** START OF Data for processing **

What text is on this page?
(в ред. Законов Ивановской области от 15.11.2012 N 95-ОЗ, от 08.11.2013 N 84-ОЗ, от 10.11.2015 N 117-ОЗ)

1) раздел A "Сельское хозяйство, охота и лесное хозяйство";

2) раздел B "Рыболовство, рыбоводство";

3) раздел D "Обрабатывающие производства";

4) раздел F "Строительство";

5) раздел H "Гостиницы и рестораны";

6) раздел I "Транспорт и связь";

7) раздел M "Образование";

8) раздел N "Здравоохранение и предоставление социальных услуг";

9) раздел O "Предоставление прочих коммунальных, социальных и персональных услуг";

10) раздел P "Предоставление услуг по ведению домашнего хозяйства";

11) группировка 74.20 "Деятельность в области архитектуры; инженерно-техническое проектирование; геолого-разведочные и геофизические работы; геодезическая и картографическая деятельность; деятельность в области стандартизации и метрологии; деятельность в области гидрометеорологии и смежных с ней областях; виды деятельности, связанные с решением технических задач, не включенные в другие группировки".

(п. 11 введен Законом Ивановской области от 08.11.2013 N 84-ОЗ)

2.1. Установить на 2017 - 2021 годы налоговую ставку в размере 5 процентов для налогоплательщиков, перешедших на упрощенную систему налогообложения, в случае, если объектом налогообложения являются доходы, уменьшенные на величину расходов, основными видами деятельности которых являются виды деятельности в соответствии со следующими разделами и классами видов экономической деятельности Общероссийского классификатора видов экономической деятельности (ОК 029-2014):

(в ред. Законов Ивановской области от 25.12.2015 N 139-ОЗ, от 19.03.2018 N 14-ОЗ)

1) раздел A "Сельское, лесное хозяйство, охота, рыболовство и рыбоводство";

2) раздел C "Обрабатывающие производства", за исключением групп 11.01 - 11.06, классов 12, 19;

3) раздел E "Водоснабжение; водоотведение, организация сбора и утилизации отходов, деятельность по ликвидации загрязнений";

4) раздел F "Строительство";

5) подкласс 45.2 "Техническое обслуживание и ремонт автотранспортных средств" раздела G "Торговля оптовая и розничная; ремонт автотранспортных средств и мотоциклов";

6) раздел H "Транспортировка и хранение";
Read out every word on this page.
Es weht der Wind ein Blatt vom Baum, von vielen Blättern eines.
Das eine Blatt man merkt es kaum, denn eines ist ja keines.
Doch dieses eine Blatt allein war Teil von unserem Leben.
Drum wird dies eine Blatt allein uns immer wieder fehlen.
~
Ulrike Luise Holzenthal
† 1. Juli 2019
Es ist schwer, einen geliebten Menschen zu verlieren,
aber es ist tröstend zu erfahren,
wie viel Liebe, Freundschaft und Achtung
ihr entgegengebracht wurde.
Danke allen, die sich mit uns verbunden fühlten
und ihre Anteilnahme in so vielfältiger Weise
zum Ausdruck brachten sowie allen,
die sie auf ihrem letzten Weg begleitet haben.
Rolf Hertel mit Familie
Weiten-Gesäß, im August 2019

** END OF Data for processing **

### To do
Find the count of lines in the data above where the string "виды" occurs. Provide that number alone.

### Response to the task
2